(Recorded data)
════════════════
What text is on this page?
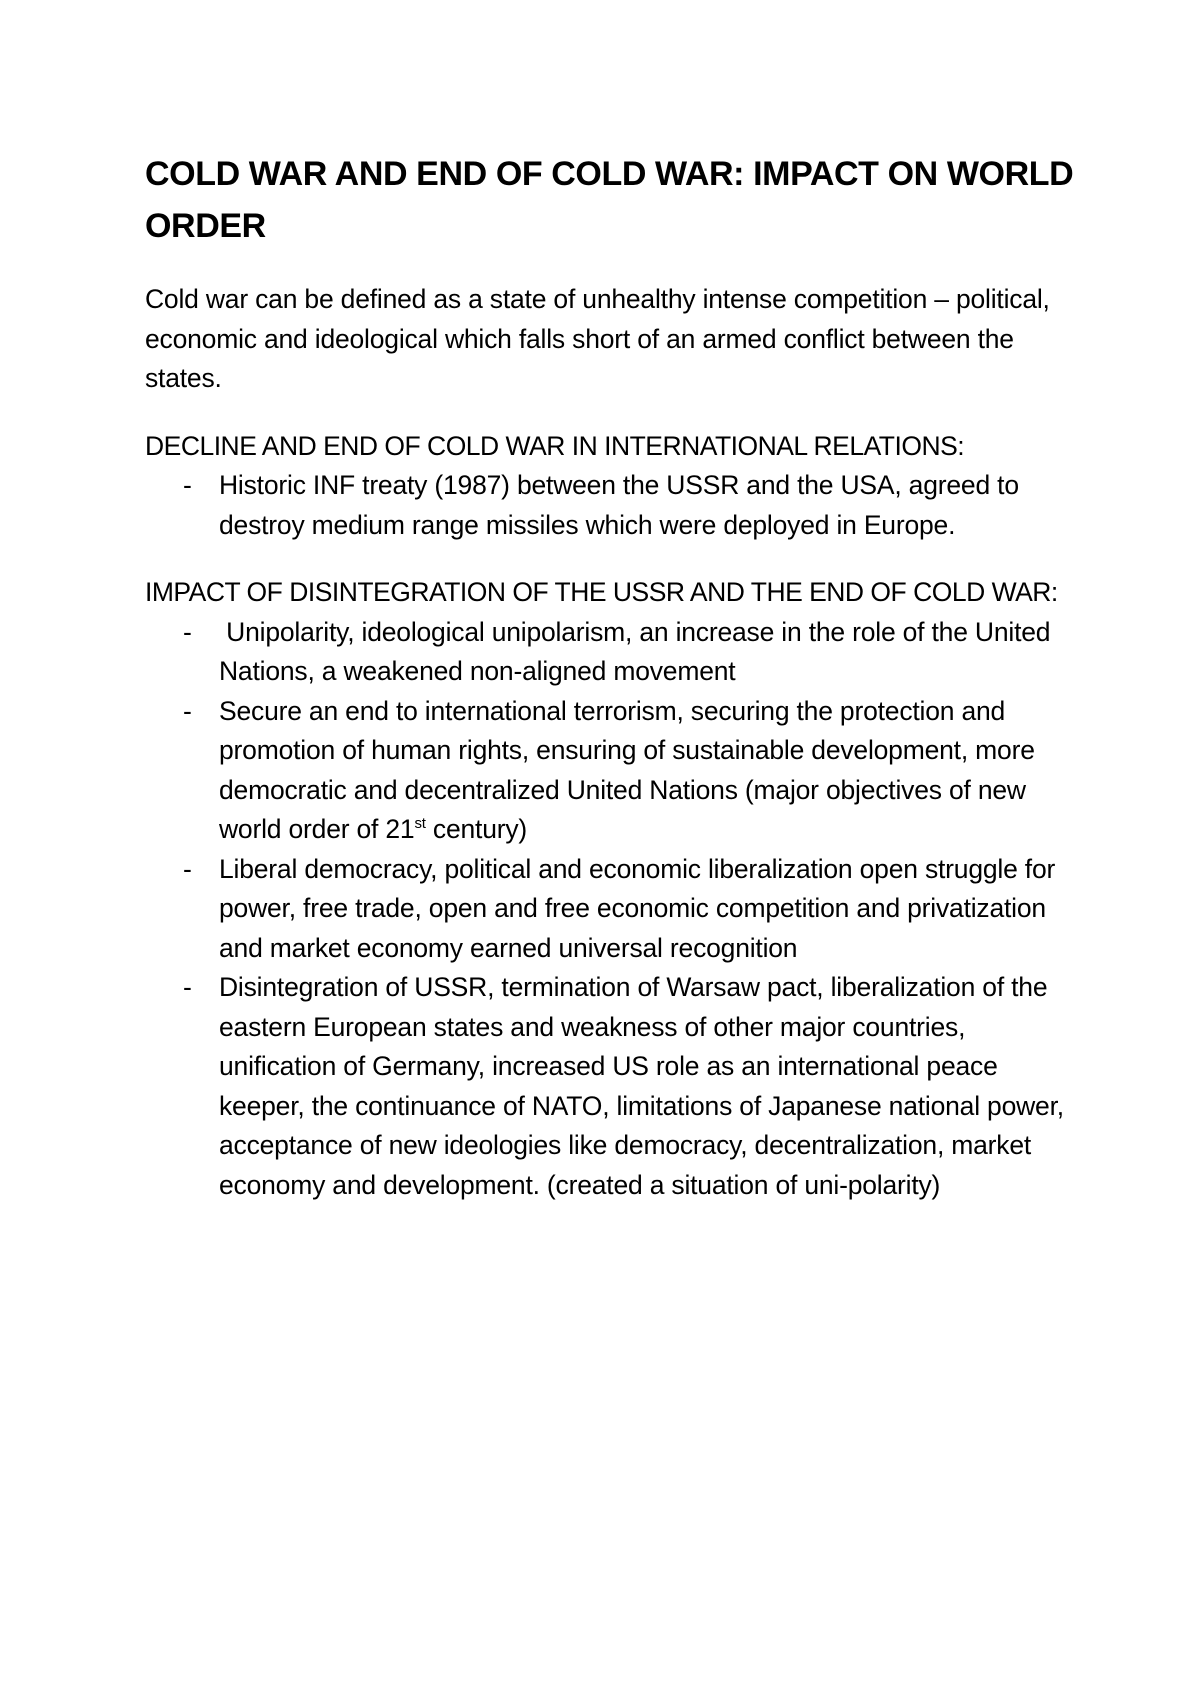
COLD WAR AND END OF COLD WAR: IMPACT ON WORLD ORDER

Cold war can be defined as a state of unhealthy intense competition – political, economic and ideological which falls short of an armed conflict between the states.

DECLINE AND END OF COLD WAR IN INTERNATIONAL RELATIONS:

- Historic INF treaty (1987) between the USSR and the USA, agreed to destroy medium range missiles which were deployed in Europe.

IMPACT OF DISINTEGRATION OF THE USSR AND THE END OF COLD WAR:

- Unipolarity, ideological unipolarism, an increase in the role of the United Nations, a weakened non-aligned movement
- Secure an end to international terrorism, securing the protection and promotion of human rights, ensuring of sustainable development, more democratic and decentralized United Nations (major objectives of new world order of 21st century)
- Liberal democracy, political and economic liberalization open struggle for power, free trade, open and free economic competition and privatization and market economy earned universal recognition
- Disintegration of USSR, termination of Warsaw pact, liberalization of the eastern European states and weakness of other major countries, unification of Germany, increased US role as an international peace keeper, the continuance of NATO, limitations of Japanese national power, acceptance of new ideologies like democracy, decentralization, market economy and development. (created a situation of uni-polarity)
════════════════
[Aim]: How many lines in the listing above contain "states"? Answer with the number alone.

[Response]: 2